Part of a data file:
----
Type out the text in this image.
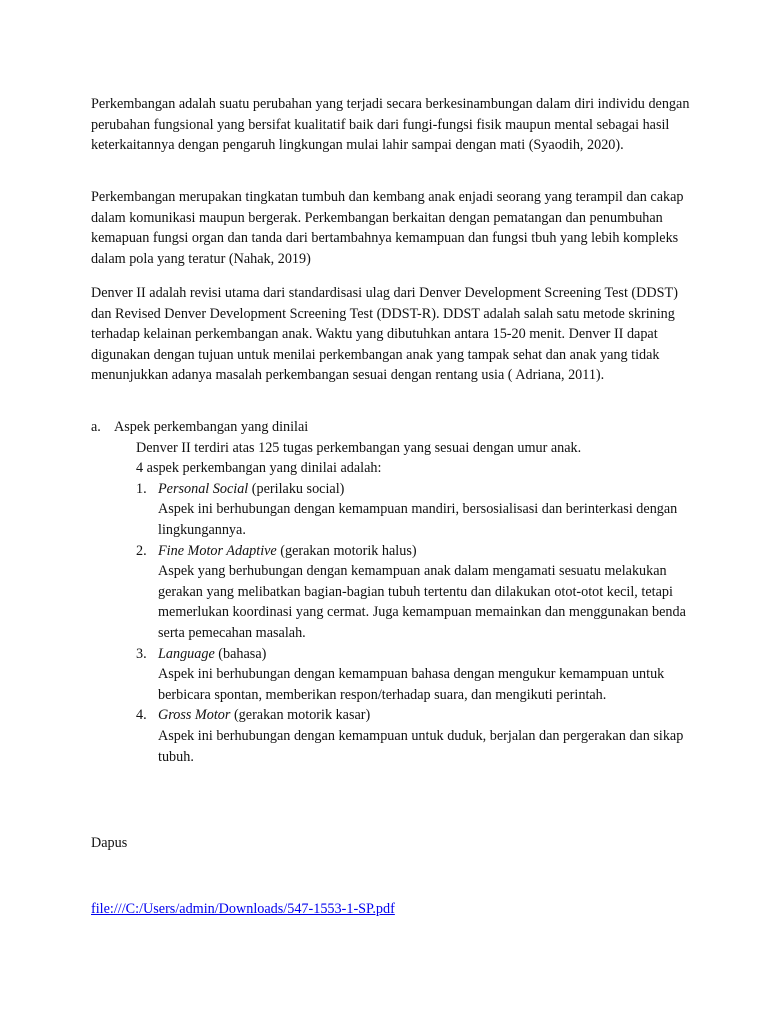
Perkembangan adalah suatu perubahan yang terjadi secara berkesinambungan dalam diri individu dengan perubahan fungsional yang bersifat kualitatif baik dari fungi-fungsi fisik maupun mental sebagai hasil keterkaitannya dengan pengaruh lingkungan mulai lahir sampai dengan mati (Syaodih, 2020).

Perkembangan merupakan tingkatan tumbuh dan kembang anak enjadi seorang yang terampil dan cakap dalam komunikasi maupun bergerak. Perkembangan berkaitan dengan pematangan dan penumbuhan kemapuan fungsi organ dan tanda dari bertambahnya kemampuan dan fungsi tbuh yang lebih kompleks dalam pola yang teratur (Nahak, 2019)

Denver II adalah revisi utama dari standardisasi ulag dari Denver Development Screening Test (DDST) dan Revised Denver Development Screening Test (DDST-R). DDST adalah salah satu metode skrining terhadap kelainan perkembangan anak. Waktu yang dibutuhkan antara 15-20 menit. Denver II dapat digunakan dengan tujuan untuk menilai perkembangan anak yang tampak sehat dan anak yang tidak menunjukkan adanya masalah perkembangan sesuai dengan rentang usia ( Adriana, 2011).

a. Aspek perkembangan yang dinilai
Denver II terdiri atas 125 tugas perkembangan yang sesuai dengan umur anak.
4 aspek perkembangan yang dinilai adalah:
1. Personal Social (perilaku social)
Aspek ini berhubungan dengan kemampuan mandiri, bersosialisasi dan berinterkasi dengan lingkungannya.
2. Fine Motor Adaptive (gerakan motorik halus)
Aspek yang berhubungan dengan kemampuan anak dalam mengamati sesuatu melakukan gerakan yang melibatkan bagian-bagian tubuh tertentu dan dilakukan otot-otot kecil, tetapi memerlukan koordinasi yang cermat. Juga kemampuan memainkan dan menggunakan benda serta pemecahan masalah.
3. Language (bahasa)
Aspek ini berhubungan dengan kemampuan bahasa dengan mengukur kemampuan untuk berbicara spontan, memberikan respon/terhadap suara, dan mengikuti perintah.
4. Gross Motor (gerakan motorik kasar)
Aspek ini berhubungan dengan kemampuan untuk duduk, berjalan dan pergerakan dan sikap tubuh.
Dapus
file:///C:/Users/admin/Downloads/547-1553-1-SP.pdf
----
▸ Short task: The records above need to be restated word for word, with the pictures left out.

▸ Answer to the exercise:
Type out the text in this image.
Perkembangan adalah suatu perubahan yang terjadi secara berkesinambungan dalam diri individu dengan perubahan fungsional yang bersifat kualitatif baik dari fungi-fungsi fisik maupun mental sebagai hasil keterkaitannya dengan pengaruh lingkungan mulai lahir sampai dengan mati (Syaodih, 2020).

Perkembangan merupakan tingkatan tumbuh dan kembang anak enjadi seorang yang terampil dan cakap dalam komunikasi maupun bergerak. Perkembangan berkaitan dengan pematangan dan penumbuhan kemapuan fungsi organ dan tanda dari bertambahnya kemampuan dan fungsi tbuh yang lebih kompleks dalam pola yang teratur (Nahak, 2019)

Denver II adalah revisi utama dari standardisasi ulag dari Denver Development Screening Test (DDST) dan Revised Denver Development Screening Test (DDST-R). DDST adalah salah satu metode skrining terhadap kelainan perkembangan anak. Waktu yang dibutuhkan antara 15-20 menit. Denver II dapat digunakan dengan tujuan untuk menilai perkembangan anak yang tampak sehat dan anak yang tidak menunjukkan adanya masalah perkembangan sesuai dengan rentang usia ( Adriana, 2011).

a. Aspek perkembangan yang dinilai
Denver II terdiri atas 125 tugas perkembangan yang sesuai dengan umur anak.
4 aspek perkembangan yang dinilai adalah:
1. Personal Social (perilaku social)
Aspek ini berhubungan dengan kemampuan mandiri, bersosialisasi dan berinterkasi dengan lingkungannya.
2. Fine Motor Adaptive (gerakan motorik halus)
Aspek yang berhubungan dengan kemampuan anak dalam mengamati sesuatu melakukan gerakan yang melibatkan bagian-bagian tubuh tertentu dan dilakukan otot-otot kecil, tetapi memerlukan koordinasi yang cermat. Juga kemampuan memainkan dan menggunakan benda serta pemecahan masalah.
3. Language (bahasa)
Aspek ini berhubungan dengan kemampuan bahasa dengan mengukur kemampuan untuk berbicara spontan, memberikan respon/terhadap suara, dan mengikuti perintah.
4. Gross Motor (gerakan motorik kasar)
Aspek ini berhubungan dengan kemampuan untuk duduk, berjalan dan pergerakan dan sikap tubuh.
Dapus
file:///C:/Users/admin/Downloads/547-1553-1-SP.pdf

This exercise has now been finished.